* _Exercise details_:
If a line in the records below contains the word "human", copy it out.

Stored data
╭──

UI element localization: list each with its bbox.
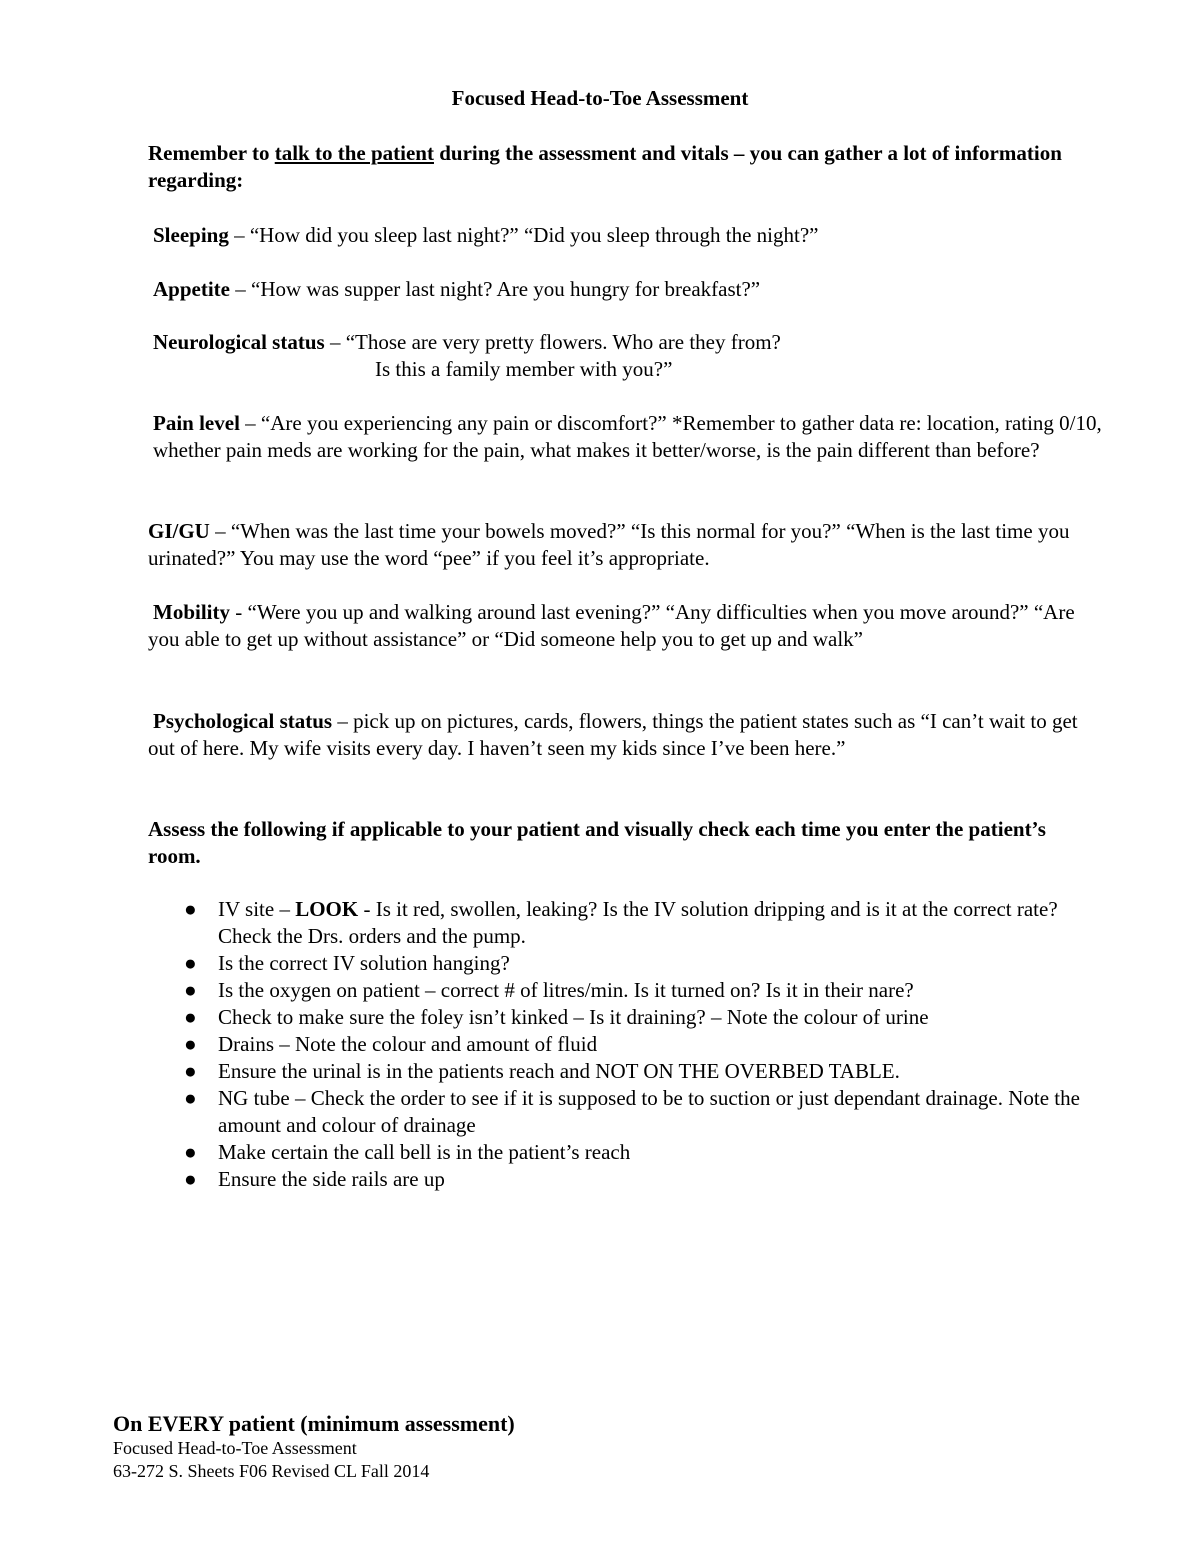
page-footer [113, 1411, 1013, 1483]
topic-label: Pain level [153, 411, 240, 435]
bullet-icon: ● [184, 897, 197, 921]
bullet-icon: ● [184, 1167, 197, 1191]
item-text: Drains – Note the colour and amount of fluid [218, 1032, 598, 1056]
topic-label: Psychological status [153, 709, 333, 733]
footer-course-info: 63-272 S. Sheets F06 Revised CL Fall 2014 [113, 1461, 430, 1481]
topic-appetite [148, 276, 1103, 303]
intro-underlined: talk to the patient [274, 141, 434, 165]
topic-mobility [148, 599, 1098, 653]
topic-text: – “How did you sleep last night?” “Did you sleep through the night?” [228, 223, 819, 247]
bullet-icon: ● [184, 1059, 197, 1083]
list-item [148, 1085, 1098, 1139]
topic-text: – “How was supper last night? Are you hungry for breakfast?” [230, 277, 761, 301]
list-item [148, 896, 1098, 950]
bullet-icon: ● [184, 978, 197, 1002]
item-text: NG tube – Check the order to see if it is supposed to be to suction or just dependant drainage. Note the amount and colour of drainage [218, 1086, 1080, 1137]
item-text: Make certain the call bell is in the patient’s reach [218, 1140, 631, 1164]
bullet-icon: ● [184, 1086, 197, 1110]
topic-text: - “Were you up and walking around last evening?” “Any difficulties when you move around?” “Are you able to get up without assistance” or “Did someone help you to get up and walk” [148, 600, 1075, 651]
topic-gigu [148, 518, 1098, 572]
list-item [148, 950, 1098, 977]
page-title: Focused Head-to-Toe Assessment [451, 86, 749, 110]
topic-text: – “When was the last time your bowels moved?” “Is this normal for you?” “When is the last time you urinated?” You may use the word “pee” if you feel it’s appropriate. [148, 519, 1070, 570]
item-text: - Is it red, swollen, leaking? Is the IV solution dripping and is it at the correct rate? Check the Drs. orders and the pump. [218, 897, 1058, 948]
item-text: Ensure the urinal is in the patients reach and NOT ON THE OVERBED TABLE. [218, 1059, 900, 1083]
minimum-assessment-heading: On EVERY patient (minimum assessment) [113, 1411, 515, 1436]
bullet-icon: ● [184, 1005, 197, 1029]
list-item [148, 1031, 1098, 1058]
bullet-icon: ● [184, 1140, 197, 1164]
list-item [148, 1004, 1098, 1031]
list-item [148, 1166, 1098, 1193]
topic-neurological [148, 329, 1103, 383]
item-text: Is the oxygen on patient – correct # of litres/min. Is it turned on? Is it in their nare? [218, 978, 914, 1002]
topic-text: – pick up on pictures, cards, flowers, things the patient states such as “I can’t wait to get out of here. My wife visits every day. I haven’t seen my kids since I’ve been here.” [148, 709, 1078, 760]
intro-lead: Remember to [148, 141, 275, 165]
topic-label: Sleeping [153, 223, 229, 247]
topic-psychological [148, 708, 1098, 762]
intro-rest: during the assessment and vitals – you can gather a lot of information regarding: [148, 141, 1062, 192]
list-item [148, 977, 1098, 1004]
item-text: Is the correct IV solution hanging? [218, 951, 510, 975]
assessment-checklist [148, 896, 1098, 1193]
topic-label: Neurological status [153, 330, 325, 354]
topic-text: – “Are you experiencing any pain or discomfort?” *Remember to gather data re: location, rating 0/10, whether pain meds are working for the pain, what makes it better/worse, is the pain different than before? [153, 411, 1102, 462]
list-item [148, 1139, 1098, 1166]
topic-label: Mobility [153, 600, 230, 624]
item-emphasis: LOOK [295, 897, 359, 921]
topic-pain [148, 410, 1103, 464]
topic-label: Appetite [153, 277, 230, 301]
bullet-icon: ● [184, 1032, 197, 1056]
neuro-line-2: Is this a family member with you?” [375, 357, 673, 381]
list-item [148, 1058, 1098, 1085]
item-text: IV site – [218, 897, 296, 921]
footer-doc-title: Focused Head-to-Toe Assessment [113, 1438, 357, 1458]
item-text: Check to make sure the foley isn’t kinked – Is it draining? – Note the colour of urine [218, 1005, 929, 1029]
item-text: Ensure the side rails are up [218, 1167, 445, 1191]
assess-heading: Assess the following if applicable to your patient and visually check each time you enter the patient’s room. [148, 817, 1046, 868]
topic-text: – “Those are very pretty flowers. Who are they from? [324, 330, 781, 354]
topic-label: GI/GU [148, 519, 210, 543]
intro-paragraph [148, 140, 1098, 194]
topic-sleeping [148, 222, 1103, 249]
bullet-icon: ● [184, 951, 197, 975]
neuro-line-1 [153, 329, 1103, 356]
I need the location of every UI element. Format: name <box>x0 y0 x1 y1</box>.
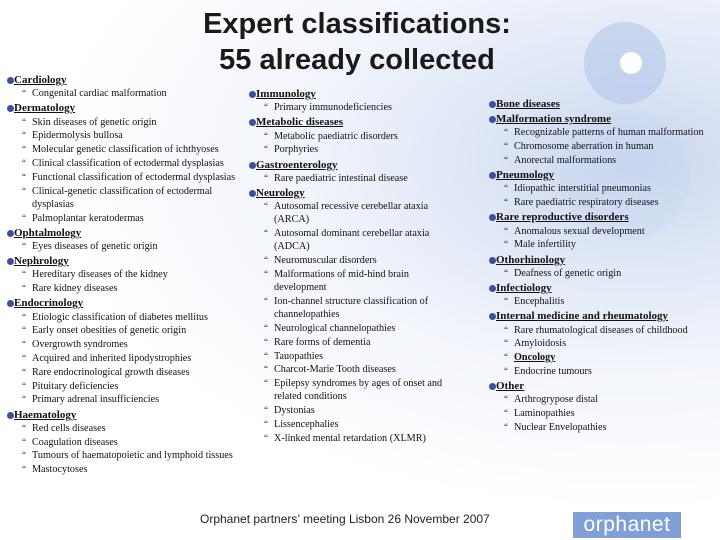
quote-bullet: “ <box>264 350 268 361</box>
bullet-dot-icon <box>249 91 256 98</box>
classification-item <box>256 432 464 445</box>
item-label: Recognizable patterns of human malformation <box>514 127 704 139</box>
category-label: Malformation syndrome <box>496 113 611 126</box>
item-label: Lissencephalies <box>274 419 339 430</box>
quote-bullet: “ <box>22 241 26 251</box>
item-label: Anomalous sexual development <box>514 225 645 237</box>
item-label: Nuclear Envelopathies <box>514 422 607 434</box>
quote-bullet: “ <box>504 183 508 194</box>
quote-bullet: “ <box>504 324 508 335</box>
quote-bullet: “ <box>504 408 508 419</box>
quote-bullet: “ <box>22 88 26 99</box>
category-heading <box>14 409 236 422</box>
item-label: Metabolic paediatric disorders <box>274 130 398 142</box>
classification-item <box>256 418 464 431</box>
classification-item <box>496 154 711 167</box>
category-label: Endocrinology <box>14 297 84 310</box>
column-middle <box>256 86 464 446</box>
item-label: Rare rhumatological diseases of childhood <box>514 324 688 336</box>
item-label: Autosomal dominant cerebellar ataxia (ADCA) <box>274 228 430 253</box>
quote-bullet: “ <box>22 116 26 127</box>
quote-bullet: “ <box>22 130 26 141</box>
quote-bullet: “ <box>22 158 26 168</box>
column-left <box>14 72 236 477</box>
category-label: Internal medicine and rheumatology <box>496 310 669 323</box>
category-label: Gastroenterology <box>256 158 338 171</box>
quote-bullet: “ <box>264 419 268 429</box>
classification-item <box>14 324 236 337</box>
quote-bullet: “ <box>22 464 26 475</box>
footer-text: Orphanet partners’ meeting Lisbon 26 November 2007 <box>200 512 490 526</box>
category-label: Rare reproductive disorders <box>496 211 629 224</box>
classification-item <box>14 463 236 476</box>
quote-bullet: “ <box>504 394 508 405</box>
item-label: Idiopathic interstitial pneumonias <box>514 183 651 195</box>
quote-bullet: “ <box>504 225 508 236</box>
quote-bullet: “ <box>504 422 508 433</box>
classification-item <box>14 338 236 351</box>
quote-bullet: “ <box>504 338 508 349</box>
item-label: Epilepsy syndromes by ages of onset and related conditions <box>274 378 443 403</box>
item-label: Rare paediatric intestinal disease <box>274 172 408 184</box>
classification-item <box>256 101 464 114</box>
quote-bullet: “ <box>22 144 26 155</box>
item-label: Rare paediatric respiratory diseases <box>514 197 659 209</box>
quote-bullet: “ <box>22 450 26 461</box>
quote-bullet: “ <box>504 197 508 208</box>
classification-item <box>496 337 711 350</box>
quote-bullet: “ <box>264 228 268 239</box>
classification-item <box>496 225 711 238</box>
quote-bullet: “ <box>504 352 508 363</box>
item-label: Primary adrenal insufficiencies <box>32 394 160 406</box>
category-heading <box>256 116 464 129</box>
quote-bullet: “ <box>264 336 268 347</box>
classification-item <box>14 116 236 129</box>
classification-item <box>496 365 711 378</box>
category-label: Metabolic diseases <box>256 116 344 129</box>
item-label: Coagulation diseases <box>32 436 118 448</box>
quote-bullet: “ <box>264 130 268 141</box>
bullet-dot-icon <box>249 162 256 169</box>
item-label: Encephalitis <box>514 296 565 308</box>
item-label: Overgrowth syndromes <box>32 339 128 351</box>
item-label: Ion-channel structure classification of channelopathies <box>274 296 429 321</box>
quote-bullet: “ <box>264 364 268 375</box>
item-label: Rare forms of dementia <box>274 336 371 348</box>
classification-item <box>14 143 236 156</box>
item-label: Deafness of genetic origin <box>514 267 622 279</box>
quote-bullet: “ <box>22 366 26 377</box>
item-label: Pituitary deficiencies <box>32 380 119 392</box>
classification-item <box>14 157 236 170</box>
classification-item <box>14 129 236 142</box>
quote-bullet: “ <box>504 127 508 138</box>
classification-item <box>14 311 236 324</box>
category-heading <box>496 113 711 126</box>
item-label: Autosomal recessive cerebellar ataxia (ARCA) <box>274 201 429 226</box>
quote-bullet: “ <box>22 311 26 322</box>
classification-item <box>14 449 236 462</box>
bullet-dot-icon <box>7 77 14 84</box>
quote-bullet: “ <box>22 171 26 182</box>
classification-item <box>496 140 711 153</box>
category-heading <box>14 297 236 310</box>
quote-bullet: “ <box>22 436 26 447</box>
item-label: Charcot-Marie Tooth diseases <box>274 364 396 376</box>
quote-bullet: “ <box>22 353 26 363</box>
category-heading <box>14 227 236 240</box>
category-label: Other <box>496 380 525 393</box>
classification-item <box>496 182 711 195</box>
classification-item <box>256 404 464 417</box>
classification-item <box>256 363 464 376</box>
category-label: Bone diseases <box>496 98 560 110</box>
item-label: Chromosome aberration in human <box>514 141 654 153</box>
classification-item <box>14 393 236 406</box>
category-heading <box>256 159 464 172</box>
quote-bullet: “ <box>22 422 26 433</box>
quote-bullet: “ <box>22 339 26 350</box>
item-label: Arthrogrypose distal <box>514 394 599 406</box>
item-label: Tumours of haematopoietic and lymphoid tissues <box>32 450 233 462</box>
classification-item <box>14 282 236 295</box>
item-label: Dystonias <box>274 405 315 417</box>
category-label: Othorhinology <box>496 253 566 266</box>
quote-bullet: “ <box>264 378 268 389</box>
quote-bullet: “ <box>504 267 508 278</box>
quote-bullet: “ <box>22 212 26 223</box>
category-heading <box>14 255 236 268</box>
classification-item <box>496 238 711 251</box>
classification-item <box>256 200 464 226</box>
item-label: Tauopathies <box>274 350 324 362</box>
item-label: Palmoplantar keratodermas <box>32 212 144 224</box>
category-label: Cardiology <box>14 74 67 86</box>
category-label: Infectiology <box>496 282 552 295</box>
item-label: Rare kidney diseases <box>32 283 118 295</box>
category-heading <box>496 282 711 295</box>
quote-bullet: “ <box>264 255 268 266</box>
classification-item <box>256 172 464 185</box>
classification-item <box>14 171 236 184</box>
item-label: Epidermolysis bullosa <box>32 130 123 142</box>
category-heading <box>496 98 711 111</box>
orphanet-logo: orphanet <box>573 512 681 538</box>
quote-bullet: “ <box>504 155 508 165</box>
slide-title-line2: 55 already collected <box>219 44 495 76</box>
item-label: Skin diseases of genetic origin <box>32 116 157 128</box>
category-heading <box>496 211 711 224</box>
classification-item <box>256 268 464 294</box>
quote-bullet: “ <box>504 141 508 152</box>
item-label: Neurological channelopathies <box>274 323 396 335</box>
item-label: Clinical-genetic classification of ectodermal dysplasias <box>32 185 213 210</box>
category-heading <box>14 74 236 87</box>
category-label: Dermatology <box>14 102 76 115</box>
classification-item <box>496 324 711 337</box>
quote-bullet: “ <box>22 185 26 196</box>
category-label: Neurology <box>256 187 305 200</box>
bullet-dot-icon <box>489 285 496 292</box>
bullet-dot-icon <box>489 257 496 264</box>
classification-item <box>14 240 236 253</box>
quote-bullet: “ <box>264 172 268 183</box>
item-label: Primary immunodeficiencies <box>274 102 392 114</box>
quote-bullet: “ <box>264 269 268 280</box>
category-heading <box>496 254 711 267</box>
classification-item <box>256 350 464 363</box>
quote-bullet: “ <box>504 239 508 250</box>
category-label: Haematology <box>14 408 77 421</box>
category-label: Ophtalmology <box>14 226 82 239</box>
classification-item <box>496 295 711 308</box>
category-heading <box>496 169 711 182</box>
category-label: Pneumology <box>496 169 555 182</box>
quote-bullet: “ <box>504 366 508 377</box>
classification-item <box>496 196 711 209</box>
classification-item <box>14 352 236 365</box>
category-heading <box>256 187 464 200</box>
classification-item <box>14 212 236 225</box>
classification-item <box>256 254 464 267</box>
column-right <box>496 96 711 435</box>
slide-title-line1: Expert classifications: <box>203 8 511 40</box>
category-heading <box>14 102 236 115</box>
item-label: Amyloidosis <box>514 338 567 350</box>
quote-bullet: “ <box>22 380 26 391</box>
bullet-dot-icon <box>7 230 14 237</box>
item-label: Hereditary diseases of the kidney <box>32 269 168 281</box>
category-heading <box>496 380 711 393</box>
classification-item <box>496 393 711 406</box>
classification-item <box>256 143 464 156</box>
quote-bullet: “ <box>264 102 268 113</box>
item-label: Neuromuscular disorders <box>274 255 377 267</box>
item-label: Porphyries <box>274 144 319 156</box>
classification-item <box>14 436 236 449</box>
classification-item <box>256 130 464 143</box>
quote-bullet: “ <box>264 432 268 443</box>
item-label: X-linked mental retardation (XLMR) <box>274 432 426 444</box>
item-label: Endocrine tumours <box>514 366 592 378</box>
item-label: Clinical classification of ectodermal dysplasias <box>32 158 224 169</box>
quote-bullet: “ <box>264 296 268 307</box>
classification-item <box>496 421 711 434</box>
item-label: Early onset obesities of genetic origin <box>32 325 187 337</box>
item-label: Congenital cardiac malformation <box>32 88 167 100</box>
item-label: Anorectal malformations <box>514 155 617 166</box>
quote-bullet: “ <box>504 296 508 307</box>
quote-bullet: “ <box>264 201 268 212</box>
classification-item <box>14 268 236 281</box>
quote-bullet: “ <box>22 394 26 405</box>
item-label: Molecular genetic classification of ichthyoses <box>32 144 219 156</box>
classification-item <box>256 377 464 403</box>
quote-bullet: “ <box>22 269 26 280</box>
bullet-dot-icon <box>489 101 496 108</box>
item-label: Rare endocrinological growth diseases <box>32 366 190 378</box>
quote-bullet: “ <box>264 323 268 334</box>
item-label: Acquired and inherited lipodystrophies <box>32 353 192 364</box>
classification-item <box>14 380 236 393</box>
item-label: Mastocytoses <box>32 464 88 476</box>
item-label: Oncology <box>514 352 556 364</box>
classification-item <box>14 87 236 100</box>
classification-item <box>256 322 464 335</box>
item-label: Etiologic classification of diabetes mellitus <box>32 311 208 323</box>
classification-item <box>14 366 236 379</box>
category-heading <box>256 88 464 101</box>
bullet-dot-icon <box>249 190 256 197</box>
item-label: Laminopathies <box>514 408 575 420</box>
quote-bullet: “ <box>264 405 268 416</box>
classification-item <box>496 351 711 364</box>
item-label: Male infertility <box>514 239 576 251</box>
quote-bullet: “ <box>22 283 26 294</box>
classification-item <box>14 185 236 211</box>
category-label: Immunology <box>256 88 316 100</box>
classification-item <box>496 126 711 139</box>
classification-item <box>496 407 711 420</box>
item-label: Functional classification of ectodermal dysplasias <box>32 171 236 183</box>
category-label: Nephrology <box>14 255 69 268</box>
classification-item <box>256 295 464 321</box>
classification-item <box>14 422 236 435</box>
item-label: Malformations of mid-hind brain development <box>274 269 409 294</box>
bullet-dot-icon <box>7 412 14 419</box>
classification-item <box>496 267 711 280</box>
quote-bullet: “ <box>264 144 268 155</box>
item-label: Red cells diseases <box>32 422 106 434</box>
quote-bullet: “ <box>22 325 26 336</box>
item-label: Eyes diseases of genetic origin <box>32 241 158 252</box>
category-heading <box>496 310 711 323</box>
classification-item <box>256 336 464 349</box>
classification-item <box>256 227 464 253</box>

╰──

* _Task output_:
item-label: Recognizable patterns of human malformation <box>514 127 704 139</box>
item-label: Chromosome aberration in human <box>514 141 654 153</box>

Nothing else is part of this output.